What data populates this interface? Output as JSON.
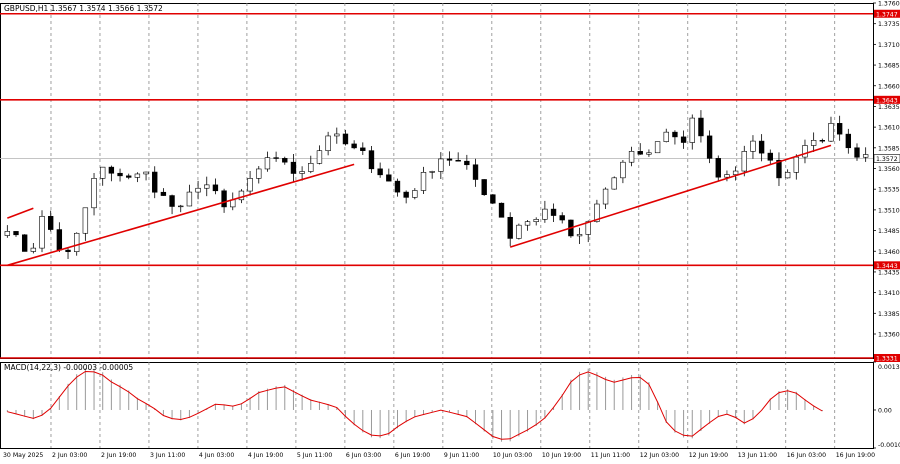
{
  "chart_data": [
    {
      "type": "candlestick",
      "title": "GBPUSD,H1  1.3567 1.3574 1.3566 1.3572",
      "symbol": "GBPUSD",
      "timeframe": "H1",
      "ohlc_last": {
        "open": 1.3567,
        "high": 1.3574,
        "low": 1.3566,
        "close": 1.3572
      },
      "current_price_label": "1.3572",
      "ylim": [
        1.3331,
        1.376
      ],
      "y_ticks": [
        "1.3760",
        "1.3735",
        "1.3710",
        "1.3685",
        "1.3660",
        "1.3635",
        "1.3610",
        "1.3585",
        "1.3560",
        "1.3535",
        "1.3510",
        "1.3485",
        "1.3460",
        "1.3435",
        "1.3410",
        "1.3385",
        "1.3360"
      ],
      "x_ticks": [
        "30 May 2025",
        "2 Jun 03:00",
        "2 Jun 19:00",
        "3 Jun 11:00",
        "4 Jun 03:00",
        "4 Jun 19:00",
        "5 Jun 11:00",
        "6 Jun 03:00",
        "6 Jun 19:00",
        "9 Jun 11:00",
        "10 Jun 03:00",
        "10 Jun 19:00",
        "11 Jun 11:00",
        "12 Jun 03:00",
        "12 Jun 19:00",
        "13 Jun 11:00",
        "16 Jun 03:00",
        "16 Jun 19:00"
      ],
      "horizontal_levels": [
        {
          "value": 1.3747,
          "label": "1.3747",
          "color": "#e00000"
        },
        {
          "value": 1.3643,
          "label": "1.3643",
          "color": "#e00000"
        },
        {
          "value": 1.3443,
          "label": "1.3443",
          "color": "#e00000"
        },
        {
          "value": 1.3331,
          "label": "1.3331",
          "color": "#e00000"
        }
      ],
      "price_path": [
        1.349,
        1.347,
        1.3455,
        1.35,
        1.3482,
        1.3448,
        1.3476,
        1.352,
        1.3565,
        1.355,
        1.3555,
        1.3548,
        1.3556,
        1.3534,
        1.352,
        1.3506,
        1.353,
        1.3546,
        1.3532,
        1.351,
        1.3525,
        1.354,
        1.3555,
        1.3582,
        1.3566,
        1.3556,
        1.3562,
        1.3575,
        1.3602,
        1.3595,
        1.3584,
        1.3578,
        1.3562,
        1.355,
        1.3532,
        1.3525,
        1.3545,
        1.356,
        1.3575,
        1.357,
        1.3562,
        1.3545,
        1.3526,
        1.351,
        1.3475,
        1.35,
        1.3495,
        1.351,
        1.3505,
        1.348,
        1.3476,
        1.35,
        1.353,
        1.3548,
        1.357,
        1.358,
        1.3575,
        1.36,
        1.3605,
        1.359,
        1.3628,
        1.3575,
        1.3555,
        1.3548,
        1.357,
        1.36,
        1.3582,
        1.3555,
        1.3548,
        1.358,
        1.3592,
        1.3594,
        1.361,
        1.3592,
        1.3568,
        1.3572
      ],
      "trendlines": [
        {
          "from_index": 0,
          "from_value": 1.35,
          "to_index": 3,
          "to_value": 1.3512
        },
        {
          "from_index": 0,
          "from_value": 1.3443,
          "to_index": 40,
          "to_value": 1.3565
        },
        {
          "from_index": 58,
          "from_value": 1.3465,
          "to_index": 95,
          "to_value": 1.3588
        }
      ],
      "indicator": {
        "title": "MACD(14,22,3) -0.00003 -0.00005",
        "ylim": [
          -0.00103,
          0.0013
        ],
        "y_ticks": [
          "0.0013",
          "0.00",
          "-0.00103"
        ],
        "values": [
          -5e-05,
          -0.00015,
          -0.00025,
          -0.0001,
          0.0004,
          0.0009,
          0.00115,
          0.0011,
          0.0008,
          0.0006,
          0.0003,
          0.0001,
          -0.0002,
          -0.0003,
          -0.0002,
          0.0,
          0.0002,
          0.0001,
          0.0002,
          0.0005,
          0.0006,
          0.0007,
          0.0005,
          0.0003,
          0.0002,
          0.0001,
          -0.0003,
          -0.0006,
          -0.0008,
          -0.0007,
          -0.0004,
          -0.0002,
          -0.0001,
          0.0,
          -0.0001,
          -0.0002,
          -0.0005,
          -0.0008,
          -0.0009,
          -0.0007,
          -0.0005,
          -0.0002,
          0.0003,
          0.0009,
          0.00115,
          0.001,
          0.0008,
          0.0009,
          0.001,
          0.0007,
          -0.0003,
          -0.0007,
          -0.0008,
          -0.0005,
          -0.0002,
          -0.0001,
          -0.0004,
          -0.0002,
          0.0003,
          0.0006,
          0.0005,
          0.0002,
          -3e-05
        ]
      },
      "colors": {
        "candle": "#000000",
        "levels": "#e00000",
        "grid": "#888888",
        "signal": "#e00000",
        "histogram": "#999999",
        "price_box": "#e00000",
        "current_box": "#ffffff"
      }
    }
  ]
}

...

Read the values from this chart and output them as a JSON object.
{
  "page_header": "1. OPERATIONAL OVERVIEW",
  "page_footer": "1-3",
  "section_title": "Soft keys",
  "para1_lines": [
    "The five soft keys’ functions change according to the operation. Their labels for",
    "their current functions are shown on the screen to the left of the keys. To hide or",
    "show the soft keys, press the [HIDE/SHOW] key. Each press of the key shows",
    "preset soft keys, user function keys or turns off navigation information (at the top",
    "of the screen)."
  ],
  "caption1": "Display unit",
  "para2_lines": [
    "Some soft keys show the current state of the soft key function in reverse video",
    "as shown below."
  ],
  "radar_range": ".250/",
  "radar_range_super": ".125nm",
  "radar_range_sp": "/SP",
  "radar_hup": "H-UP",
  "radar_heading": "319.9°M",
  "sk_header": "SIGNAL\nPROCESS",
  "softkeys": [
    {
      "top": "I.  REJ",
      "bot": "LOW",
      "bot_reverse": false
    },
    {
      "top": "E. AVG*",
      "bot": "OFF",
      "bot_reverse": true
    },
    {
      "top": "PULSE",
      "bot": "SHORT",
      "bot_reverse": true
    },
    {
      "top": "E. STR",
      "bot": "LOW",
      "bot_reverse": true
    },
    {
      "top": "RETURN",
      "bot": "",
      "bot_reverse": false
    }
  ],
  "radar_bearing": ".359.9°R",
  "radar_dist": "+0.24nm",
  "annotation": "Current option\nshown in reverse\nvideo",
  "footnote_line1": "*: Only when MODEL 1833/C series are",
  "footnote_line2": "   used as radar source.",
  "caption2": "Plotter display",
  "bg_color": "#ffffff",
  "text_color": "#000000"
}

Directive: Return every line in the listing that contains the word "JSON".

Finished task:
What data populates this interface? Output as JSON.
Read the values from this chart and output them as a JSON object.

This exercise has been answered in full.